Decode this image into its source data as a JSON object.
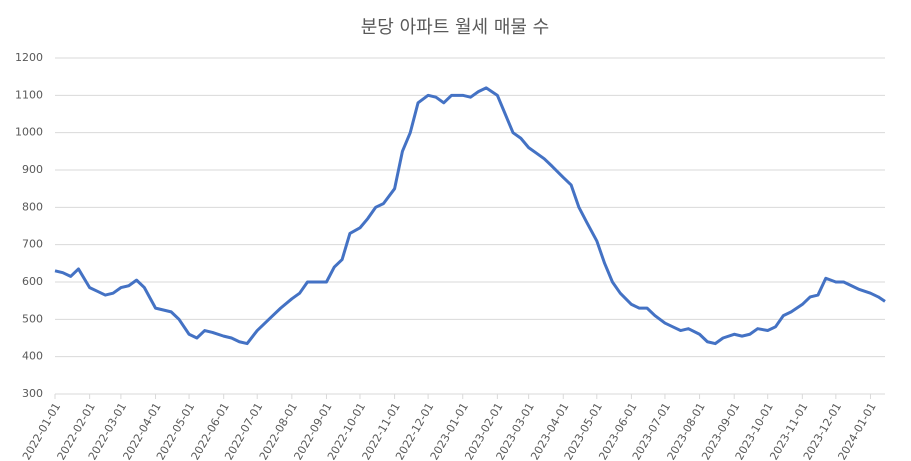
{
  "chart_data": {
    "type": "line",
    "title": "분당 아파트 월세 매물 수",
    "x": [
      "2022-01-01",
      "2022-01-08",
      "2022-01-15",
      "2022-01-22",
      "2022-02-01",
      "2022-02-08",
      "2022-02-15",
      "2022-02-22",
      "2022-03-01",
      "2022-03-08",
      "2022-03-15",
      "2022-03-22",
      "2022-04-01",
      "2022-04-08",
      "2022-04-15",
      "2022-04-22",
      "2022-05-01",
      "2022-05-08",
      "2022-05-15",
      "2022-05-22",
      "2022-06-01",
      "2022-06-08",
      "2022-06-15",
      "2022-06-22",
      "2022-07-01",
      "2022-07-08",
      "2022-07-15",
      "2022-07-22",
      "2022-08-01",
      "2022-08-08",
      "2022-08-15",
      "2022-08-22",
      "2022-09-01",
      "2022-09-08",
      "2022-09-15",
      "2022-09-22",
      "2022-10-01",
      "2022-10-08",
      "2022-10-15",
      "2022-10-22",
      "2022-11-01",
      "2022-11-08",
      "2022-11-15",
      "2022-11-22",
      "2022-12-01",
      "2022-12-08",
      "2022-12-15",
      "2022-12-22",
      "2023-01-01",
      "2023-01-08",
      "2023-01-15",
      "2023-01-22",
      "2023-02-01",
      "2023-02-08",
      "2023-02-15",
      "2023-02-22",
      "2023-03-01",
      "2023-03-08",
      "2023-03-15",
      "2023-03-22",
      "2023-04-01",
      "2023-04-08",
      "2023-04-15",
      "2023-04-22",
      "2023-05-01",
      "2023-05-08",
      "2023-05-15",
      "2023-05-22",
      "2023-06-01",
      "2023-06-08",
      "2023-06-15",
      "2023-06-22",
      "2023-07-01",
      "2023-07-08",
      "2023-07-15",
      "2023-07-22",
      "2023-08-01",
      "2023-08-08",
      "2023-08-15",
      "2023-08-22",
      "2023-09-01",
      "2023-09-08",
      "2023-09-15",
      "2023-09-22",
      "2023-10-01",
      "2023-10-08",
      "2023-10-15",
      "2023-10-22",
      "2023-11-01",
      "2023-11-08",
      "2023-11-15",
      "2023-11-22",
      "2023-12-01",
      "2023-12-08",
      "2023-12-15",
      "2023-12-22",
      "2024-01-01",
      "2024-01-08",
      "2024-01-14"
    ],
    "series": [
      {
        "name": "매물 수",
        "color": "#4472c4",
        "values": [
          630,
          625,
          615,
          635,
          585,
          575,
          565,
          570,
          585,
          590,
          605,
          585,
          530,
          525,
          520,
          500,
          460,
          450,
          470,
          465,
          455,
          450,
          440,
          435,
          470,
          490,
          510,
          530,
          555,
          570,
          600,
          600,
          600,
          640,
          660,
          730,
          745,
          770,
          800,
          810,
          850,
          950,
          1000,
          1080,
          1100,
          1095,
          1080,
          1100,
          1100,
          1095,
          1110,
          1120,
          1100,
          1050,
          1000,
          985,
          960,
          945,
          930,
          910,
          880,
          860,
          800,
          760,
          710,
          650,
          600,
          570,
          540,
          530,
          530,
          510,
          490,
          480,
          470,
          475,
          460,
          440,
          435,
          450,
          460,
          455,
          460,
          475,
          470,
          480,
          510,
          520,
          540,
          560,
          565,
          610,
          600,
          600,
          590,
          580,
          570,
          560,
          548
        ]
      }
    ],
    "xlim": [
      "2022-01-01",
      "2024-01-14"
    ],
    "xticks": [
      "2022-01-01",
      "2022-02-01",
      "2022-03-01",
      "2022-04-01",
      "2022-05-01",
      "2022-06-01",
      "2022-07-01",
      "2022-08-01",
      "2022-09-01",
      "2022-10-01",
      "2022-11-01",
      "2022-12-01",
      "2023-01-01",
      "2023-02-01",
      "2023-03-01",
      "2023-04-01",
      "2023-05-01",
      "2023-06-01",
      "2023-07-01",
      "2023-08-01",
      "2023-09-01",
      "2023-10-01",
      "2023-11-01",
      "2023-12-01",
      "2024-01-01"
    ],
    "ylim": [
      300,
      1200
    ],
    "yticks": [
      300,
      400,
      500,
      600,
      700,
      800,
      900,
      1000,
      1100,
      1200
    ],
    "grid": true
  }
}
..............................
* Requirement
Give every record back exactly as it reads, with no images.

* The result
Decode this image into its source data as a JSON object.
{
  "chart_data": {
    "type": "line",
    "title": "분당 아파트 월세 매물 수",
    "x": [
      "2022-01-01",
      "2022-01-08",
      "2022-01-15",
      "2022-01-22",
      "2022-02-01",
      "2022-02-08",
      "2022-02-15",
      "2022-02-22",
      "2022-03-01",
      "2022-03-08",
      "2022-03-15",
      "2022-03-22",
      "2022-04-01",
      "2022-04-08",
      "2022-04-15",
      "2022-04-22",
      "2022-05-01",
      "2022-05-08",
      "2022-05-15",
      "2022-05-22",
      "2022-06-01",
      "2022-06-08",
      "2022-06-15",
      "2022-06-22",
      "2022-07-01",
      "2022-07-08",
      "2022-07-15",
      "2022-07-22",
      "2022-08-01",
      "2022-08-08",
      "2022-08-15",
      "2022-08-22",
      "2022-09-01",
      "2022-09-08",
      "2022-09-15",
      "2022-09-22",
      "2022-10-01",
      "2022-10-08",
      "2022-10-15",
      "2022-10-22",
      "2022-11-01",
      "2022-11-08",
      "2022-11-15",
      "2022-11-22",
      "2022-12-01",
      "2022-12-08",
      "2022-12-15",
      "2022-12-22",
      "2023-01-01",
      "2023-01-08",
      "2023-01-15",
      "2023-01-22",
      "2023-02-01",
      "2023-02-08",
      "2023-02-15",
      "2023-02-22",
      "2023-03-01",
      "2023-03-08",
      "2023-03-15",
      "2023-03-22",
      "2023-04-01",
      "2023-04-08",
      "2023-04-15",
      "2023-04-22",
      "2023-05-01",
      "2023-05-08",
      "2023-05-15",
      "2023-05-22",
      "2023-06-01",
      "2023-06-08",
      "2023-06-15",
      "2023-06-22",
      "2023-07-01",
      "2023-07-08",
      "2023-07-15",
      "2023-07-22",
      "2023-08-01",
      "2023-08-08",
      "2023-08-15",
      "2023-08-22",
      "2023-09-01",
      "2023-09-08",
      "2023-09-15",
      "2023-09-22",
      "2023-10-01",
      "2023-10-08",
      "2023-10-15",
      "2023-10-22",
      "2023-11-01",
      "2023-11-08",
      "2023-11-15",
      "2023-11-22",
      "2023-12-01",
      "2023-12-08",
      "2023-12-15",
      "2023-12-22",
      "2024-01-01",
      "2024-01-08",
      "2024-01-14"
    ],
    "series": [
      {
        "name": "매물 수",
        "color": "#4472c4",
        "values": [
          630,
          625,
          615,
          635,
          585,
          575,
          565,
          570,
          585,
          590,
          605,
          585,
          530,
          525,
          520,
          500,
          460,
          450,
          470,
          465,
          455,
          450,
          440,
          435,
          470,
          490,
          510,
          530,
          555,
          570,
          600,
          600,
          600,
          640,
          660,
          730,
          745,
          770,
          800,
          810,
          850,
          950,
          1000,
          1080,
          1100,
          1095,
          1080,
          1100,
          1100,
          1095,
          1110,
          1120,
          1100,
          1050,
          1000,
          985,
          960,
          945,
          930,
          910,
          880,
          860,
          800,
          760,
          710,
          650,
          600,
          570,
          540,
          530,
          530,
          510,
          490,
          480,
          470,
          475,
          460,
          440,
          435,
          450,
          460,
          455,
          460,
          475,
          470,
          480,
          510,
          520,
          540,
          560,
          565,
          610,
          600,
          600,
          590,
          580,
          570,
          560,
          548
        ]
      }
    ],
    "xlim": [
      "2022-01-01",
      "2024-01-14"
    ],
    "xticks": [
      "2022-01-01",
      "2022-02-01",
      "2022-03-01",
      "2022-04-01",
      "2022-05-01",
      "2022-06-01",
      "2022-07-01",
      "2022-08-01",
      "2022-09-01",
      "2022-10-01",
      "2022-11-01",
      "2022-12-01",
      "2023-01-01",
      "2023-02-01",
      "2023-03-01",
      "2023-04-01",
      "2023-05-01",
      "2023-06-01",
      "2023-07-01",
      "2023-08-01",
      "2023-09-01",
      "2023-10-01",
      "2023-11-01",
      "2023-12-01",
      "2024-01-01"
    ],
    "ylim": [
      300,
      1200
    ],
    "yticks": [
      300,
      400,
      500,
      600,
      700,
      800,
      900,
      1000,
      1100,
      1200
    ],
    "grid": true
  }
}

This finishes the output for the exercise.